Agreed. Let's worry over everything, but not each thing-- um, not figure we need every separate point perfect, or something like that.  And keep working on our strengths at least as much as our weaknesses.


----------



## Xaysai (Jan 26, 2013)

Steerpike said:


> Not me, because I throw the book away or delete it from my Kindle long before that



I have a very tough time abandoning a book, and usually choose not to do it until I get at least a few hundred pages into it, but then I feel like I'm invested enough into it to just finish.

I gave up on Girl With a Dragon Tattoo after about 80 pages and Russell Kirkpatrick's Across the World after about 20.

Those are the only 2 books I think I've ever just outright stopped reading.


----------



## BWFoster78 (Jan 27, 2013)

The OP's question brings up a lot of topics.  I'd answer, "Depends on your intended audience."

When I was young, I read a lot of truly horrid stuff and thought it was good.  I didn't know any better.  The older I get, the more discerning I become.

Some readers are where I was a long time ago.  If you can interest them in a character OR a plot OR with solid writing, you're good.  Others require you to have all three in line.

If you're asking, "Can I be successful by writing crap?"  Of course you can!

I'm not even sure that writing well brings you more likelihood of success than writing crap.  I tend to think that it does, but I have no data to back up my opinion.

My planned path to success is as follows:

1. Write really good stuff.
2. Have that stuff professionally edited and published with the best quality that I can afford.
3. Submit it to every person that I can find who has a blog and hope that it gets noticed.
4. Go back to step 1 with another book.

As one of those people with a blog, I gotta say that I'm a reader who notices all that little stuff.


----------



## Steerpike (Jan 27, 2013)

Brian, your post implies, rather strongly, that people who don't read the way you do are behind you as readers and haven't managed to progress past the point that you left behind long ago. That's a pretty condescending and not to mention inaccurate viewpoint, don't you think? One might just as easily argue that being unable to read a work without being hypercritical is a step back, as compared to people who can move between critic and reader as they see fit, or who can find value in different works for different reasons.

I prefer to simply view readers as having different approaches to reading, each being fine so long as they derive personal enjoyment from it, rather than look at it as "oh, those guys are how I was before I became so advanced and 'discerning.'"

Or maybe I'm misreading your viewpoint.


----------



## BWFoster78 (Jan 27, 2013)

Steerpike said:


> Brian, your post implies, rather strongly, that people who don't read the way you do are behind you as readers and haven't managed to progress past the point that you left behind long ago. That's a pretty condescending and not to mention inaccurate viewpoint, don't you think? One might just as easily argue that being unable to read a work without being hypercritical is a step back, as compared to people who can move between critic and reader as they see fit, or who can find value in different works for different reasons.
> 
> I prefer to simply view readers as having different approaches to reading, each being fine so long as they derive personal enjoyment from it, rather than look at it as "oh, those guys are how I was before I became so advanced and 'discerning.'"

_ _ _ _

- Your tasks -
[1] In the forum thread, after about how many pages did Xaysai stop reading Girl With a Dragon Tattoo?
[2] Transcribe the stretch of the forum thread from "4. Go back to" through "Steerpike (Jan 27, 2013)".

Stored items
_ _ _ _

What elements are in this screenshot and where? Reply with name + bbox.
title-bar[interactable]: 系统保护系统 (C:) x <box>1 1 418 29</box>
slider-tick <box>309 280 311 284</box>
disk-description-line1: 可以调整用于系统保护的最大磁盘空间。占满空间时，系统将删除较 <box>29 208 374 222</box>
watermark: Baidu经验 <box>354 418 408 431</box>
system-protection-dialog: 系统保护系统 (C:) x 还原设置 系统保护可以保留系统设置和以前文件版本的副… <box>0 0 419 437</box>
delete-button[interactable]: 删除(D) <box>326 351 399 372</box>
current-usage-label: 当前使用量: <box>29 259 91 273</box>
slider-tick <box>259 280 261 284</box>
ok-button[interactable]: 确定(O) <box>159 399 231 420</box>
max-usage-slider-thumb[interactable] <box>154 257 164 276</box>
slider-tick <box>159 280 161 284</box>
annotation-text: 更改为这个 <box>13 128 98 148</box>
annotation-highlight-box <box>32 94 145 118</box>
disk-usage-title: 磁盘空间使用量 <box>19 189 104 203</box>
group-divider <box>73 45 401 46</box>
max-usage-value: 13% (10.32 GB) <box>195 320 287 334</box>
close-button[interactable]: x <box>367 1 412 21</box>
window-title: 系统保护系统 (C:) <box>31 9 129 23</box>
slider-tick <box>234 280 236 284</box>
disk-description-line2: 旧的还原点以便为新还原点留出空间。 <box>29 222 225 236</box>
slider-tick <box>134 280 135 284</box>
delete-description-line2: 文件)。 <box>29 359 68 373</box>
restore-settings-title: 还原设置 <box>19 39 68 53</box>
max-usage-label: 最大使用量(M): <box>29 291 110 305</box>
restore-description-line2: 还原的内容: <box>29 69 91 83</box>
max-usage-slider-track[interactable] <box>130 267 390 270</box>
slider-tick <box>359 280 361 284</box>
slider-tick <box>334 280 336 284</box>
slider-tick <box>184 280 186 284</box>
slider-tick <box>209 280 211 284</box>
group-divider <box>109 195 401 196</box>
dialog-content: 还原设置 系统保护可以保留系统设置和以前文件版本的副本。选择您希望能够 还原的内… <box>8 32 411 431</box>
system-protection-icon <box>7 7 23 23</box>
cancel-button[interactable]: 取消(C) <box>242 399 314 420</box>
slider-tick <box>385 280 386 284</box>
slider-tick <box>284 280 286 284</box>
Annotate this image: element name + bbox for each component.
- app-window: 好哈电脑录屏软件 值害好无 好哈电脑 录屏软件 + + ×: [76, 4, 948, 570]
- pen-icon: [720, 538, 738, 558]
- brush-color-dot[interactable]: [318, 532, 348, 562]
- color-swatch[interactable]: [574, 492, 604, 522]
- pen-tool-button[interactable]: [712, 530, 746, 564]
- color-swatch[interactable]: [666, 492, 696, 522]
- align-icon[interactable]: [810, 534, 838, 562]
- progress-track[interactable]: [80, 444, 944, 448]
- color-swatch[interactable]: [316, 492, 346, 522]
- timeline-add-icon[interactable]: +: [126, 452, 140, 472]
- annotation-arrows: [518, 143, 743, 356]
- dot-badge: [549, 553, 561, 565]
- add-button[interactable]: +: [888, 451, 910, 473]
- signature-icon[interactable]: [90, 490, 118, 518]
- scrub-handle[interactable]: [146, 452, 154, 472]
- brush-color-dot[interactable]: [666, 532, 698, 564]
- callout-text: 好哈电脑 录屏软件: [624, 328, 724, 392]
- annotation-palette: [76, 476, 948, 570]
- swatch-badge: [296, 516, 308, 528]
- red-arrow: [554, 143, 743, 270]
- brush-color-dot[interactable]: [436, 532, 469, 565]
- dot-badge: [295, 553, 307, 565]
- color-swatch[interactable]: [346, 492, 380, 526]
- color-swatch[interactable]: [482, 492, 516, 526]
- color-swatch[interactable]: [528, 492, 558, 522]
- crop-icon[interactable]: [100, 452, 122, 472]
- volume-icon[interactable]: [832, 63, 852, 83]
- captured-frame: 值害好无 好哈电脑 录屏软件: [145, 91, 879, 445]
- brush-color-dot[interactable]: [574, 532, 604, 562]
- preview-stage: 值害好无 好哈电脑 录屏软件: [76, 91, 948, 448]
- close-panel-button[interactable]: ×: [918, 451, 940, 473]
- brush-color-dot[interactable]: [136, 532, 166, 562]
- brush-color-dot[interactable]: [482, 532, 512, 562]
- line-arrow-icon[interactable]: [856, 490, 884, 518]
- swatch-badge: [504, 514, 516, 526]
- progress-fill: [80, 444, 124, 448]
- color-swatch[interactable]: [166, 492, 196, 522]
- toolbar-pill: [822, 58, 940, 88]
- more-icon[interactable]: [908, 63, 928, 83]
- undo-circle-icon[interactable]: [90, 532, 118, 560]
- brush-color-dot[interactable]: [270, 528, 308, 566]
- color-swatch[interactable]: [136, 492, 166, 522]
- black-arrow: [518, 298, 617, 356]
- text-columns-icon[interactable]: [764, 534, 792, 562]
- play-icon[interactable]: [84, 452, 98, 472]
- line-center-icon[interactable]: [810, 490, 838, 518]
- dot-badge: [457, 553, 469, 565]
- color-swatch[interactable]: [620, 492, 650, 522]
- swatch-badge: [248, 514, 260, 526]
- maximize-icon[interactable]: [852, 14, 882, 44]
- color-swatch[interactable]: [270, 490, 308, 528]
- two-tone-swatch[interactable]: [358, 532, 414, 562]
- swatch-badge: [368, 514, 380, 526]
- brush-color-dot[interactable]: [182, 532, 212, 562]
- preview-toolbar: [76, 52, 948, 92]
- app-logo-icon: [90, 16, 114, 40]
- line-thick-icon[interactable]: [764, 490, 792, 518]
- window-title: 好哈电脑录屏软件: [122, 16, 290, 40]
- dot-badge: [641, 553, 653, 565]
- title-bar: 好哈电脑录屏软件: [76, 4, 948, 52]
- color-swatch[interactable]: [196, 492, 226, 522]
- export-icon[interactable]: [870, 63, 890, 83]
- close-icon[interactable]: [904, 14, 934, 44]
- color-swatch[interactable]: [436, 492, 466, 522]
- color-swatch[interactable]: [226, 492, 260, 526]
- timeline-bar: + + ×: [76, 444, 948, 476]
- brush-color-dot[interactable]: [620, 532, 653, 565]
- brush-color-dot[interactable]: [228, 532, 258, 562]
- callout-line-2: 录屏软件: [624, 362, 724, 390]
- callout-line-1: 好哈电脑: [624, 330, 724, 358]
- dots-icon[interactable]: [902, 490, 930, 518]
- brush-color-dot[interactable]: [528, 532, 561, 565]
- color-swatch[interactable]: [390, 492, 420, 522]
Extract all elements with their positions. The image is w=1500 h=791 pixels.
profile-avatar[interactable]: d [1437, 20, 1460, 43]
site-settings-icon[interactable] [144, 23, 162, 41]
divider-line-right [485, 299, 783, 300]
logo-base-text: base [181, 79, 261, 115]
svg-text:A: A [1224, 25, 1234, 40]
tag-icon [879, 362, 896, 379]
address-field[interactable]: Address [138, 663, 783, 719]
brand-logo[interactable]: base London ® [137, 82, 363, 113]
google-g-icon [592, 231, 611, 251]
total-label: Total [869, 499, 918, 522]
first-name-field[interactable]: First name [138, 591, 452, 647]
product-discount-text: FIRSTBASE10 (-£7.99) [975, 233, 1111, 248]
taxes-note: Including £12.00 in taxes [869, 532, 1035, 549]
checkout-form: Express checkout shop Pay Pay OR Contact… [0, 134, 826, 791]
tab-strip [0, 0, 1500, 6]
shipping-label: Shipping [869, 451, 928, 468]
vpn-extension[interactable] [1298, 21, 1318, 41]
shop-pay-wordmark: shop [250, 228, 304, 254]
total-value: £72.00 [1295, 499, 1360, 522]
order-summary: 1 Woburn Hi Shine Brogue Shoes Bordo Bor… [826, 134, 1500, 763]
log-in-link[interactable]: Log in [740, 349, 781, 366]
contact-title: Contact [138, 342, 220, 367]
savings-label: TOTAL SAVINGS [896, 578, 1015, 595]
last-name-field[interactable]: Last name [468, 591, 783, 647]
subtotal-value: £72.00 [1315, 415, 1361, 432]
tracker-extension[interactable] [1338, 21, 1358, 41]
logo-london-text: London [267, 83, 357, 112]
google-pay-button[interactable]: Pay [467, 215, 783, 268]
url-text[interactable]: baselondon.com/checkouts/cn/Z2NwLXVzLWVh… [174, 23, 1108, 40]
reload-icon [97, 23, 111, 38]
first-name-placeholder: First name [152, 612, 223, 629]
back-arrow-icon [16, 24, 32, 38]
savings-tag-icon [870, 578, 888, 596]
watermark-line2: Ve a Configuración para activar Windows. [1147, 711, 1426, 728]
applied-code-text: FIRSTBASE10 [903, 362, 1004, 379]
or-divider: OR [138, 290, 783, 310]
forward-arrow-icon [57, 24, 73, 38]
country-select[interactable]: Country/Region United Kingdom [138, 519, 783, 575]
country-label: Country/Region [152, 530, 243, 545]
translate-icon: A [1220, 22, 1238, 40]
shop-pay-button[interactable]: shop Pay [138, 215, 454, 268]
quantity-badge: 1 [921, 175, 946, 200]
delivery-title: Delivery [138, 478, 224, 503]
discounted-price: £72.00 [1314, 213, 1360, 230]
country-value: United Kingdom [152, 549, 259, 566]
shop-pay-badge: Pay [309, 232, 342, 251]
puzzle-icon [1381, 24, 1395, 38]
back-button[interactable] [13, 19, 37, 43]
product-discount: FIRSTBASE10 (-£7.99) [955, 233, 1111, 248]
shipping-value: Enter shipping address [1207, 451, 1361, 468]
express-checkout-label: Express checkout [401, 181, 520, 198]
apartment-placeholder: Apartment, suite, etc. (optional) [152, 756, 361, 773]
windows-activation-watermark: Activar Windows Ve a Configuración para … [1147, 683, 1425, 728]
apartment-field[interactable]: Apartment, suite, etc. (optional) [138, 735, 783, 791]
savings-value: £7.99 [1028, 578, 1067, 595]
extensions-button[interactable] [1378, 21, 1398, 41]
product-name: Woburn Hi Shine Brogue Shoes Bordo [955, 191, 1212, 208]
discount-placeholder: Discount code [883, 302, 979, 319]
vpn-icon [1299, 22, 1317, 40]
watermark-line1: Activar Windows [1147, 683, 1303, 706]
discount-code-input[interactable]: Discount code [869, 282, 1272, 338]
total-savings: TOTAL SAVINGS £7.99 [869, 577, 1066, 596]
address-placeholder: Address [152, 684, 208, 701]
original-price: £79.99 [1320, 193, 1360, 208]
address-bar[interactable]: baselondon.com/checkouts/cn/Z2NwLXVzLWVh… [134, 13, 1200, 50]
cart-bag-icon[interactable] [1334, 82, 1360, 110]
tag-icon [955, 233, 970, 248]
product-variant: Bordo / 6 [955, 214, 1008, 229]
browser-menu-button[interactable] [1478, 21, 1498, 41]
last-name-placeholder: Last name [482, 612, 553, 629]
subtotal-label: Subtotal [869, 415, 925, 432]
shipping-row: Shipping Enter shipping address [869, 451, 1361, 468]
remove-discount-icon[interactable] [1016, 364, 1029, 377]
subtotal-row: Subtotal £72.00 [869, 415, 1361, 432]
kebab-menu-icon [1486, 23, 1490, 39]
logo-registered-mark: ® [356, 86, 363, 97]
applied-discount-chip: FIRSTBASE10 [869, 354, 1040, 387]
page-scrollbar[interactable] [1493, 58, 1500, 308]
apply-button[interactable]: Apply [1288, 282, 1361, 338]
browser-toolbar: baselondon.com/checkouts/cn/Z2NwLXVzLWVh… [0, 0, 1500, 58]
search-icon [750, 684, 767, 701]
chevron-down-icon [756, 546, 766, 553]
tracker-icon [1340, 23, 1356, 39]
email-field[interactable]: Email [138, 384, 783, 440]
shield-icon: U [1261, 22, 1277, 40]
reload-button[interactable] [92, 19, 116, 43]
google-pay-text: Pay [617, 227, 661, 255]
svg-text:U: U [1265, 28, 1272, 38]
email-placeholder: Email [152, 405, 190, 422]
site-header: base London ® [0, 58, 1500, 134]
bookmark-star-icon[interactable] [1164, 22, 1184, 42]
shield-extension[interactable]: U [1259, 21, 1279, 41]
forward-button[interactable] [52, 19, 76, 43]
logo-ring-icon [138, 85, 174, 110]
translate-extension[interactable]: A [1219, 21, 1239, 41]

_ _ _ _

- Answers for the exercise -
[1] After about 80 pages.

[2]
4. Go back to step 1 with another book.

As one of those people with a blog, I gotta say that I'm a reader who notices all that little stuff.


----------



## Steerpike (Jan 27, 2013)